(Dataset items)

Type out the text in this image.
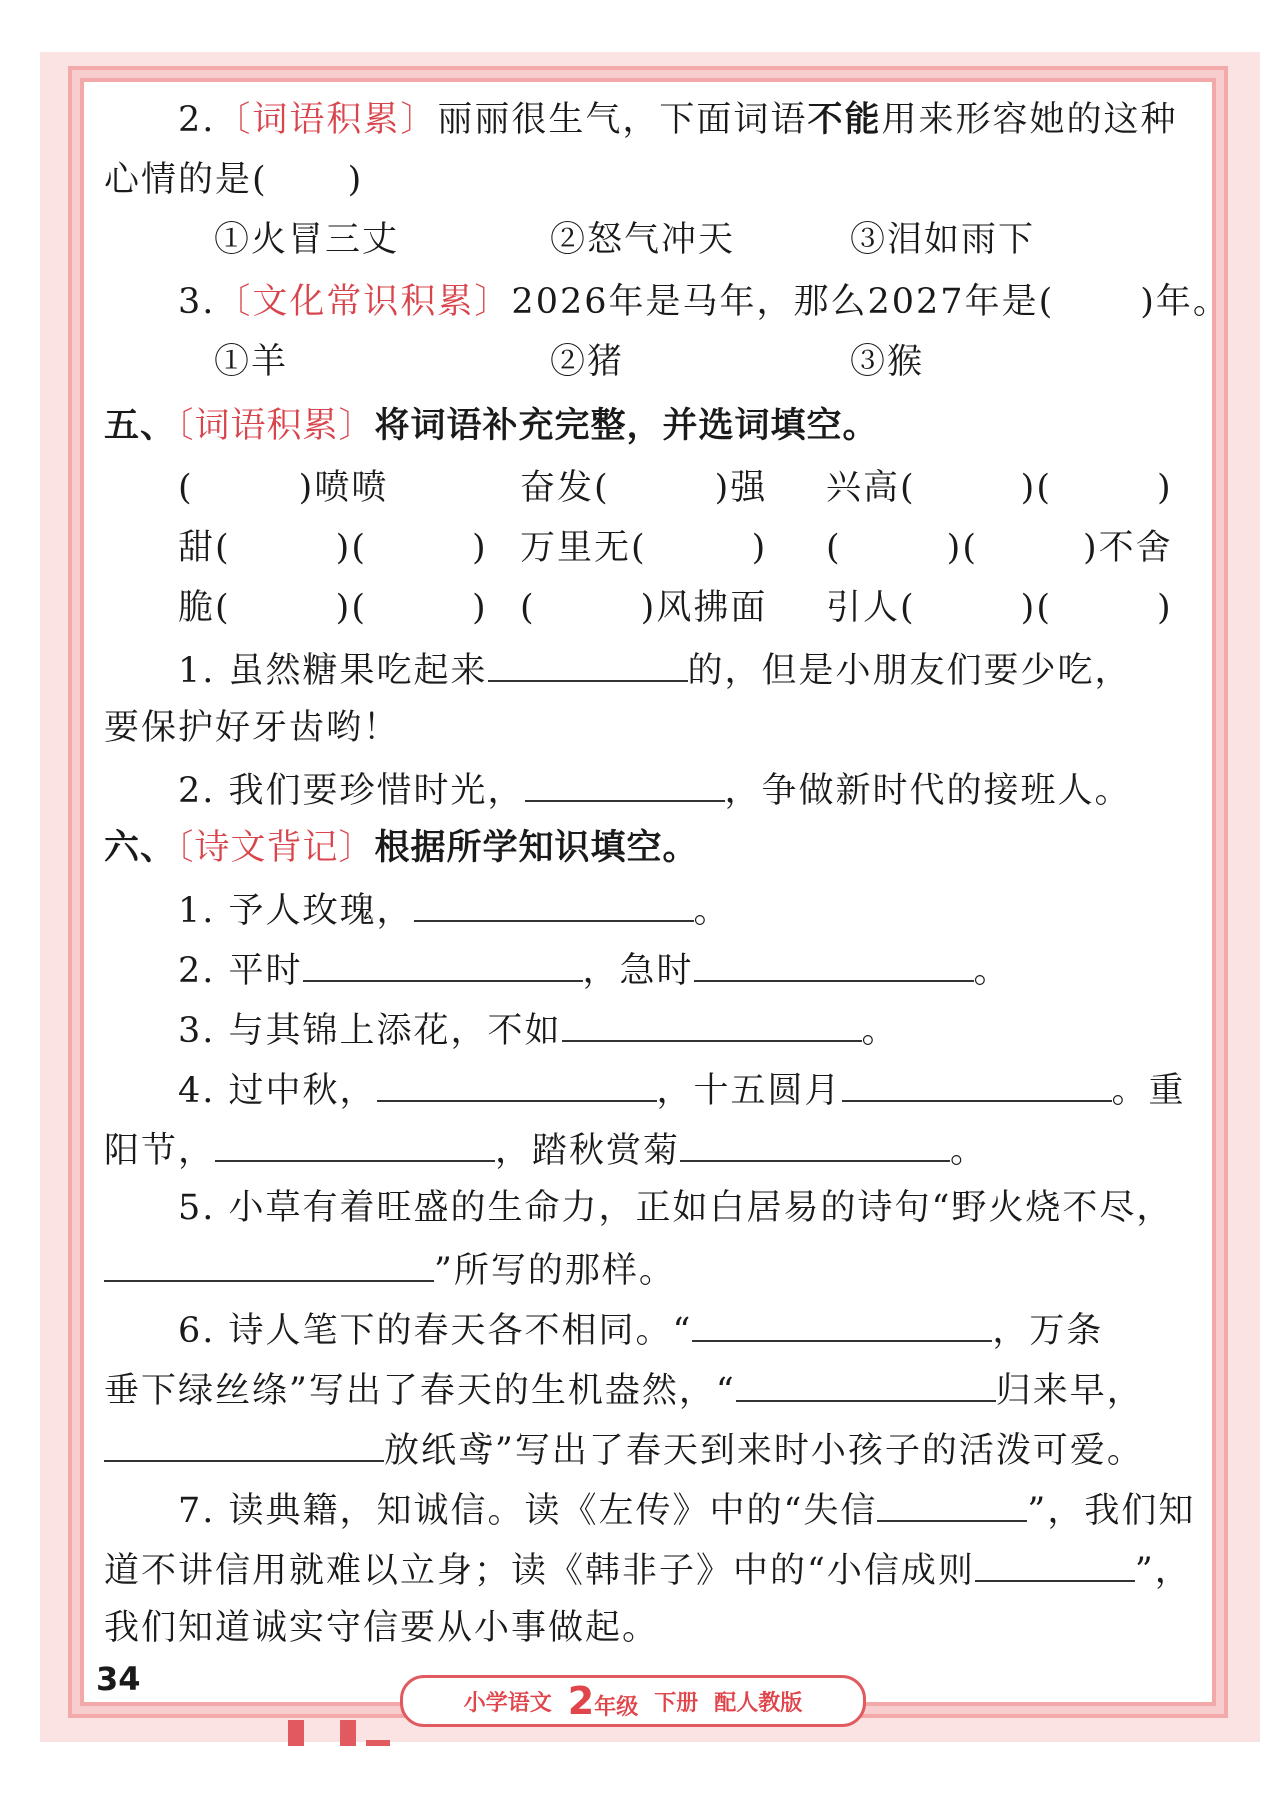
2.〔词语积累〕丽丽很生气，下面词语不能用来形容她的这种
心情的是( )
①火冒三丈	②怒气冲天	③泪如雨下
3.〔文化常识积累〕2026年是马年，那么2027年是( )年。
①羊	②猪	③猴
五、〔词语积累〕将词语补充完整，并选词填空。
(        )喷喷	奋发(        )强 兴高(        )(        )
甜(        )(        ) 万里无(        ) (        )(        )不舍
脆(        )(        ) (        )风拂面 引人(        )(        )
1. 虽然糖果吃起来	的，但是小朋友们要少吃，
要保护好牙齿哟！
2. 我们要珍惜时光，	，争做新时代的接班人。
六、〔诗文背记〕根据所学知识填空。
1. 予人玫瑰，	。
2. 平时	，急时	。
3. 与其锦上添花，不如	。
4. 过中秋，	，十五圆月	。重
阳节，	，踏秋赏菊	。
5. 小草有着旺盛的生命力，正如白居易的诗句“野火烧不尽，
”所写的那样。
6. 诗人笔下的春天各不相同。“	，万条
垂下绿丝绦”写出了春天的生机盎然，“	归来早，
放纸鸢”写出了春天到来时小孩子的活泼可爱。
7. 读典籍，知诚信。读《左传》中的“失信	”，我们知
道不讲信用就难以立身；读《韩非子》中的“小信成则	”，
我们知道诚实守信要从小事做起。
34
小学语文 2年级 下册 配人教版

*YOUR OBJECTIVE*
Copy out the entries verbatim and leave the images out.

*ANSWER TO THE EXERCISE*
Type out the text in this image.
2.〔词语积累〕丽丽很生气，下面词语不能用来形容她的这种
心情的是( )
①火冒三丈	②怒气冲天	③泪如雨下
3.〔文化常识积累〕2026年是马年，那么2027年是( )年。
①羊	②猪	③猴
五、〔词语积累〕将词语补充完整，并选词填空。
(        )喷喷	奋发(        )强 兴高(        )(        )
甜(        )(        ) 万里无(        ) (        )(        )不舍
脆(        )(        ) (        )风拂面 引人(        )(        )
1. 虽然糖果吃起来	的，但是小朋友们要少吃，
要保护好牙齿哟！
2. 我们要珍惜时光，	，争做新时代的接班人。
六、〔诗文背记〕根据所学知识填空。
1. 予人玫瑰，	。
2. 平时	，急时	。
3. 与其锦上添花，不如	。
4. 过中秋，	，十五圆月	。重
阳节，	，踏秋赏菊	。
5. 小草有着旺盛的生命力，正如白居易的诗句“野火烧不尽，
”所写的那样。
6. 诗人笔下的春天各不相同。“	，万条
垂下绿丝绦”写出了春天的生机盎然，“	归来早，
放纸鸢”写出了春天到来时小孩子的活泼可爱。
7. 读典籍，知诚信。读《左传》中的“失信	”，我们知
道不讲信用就难以立身；读《韩非子》中的“小信成则	”，
我们知道诚实守信要从小事做起。
34
小学语文 2年级 下册 配人教版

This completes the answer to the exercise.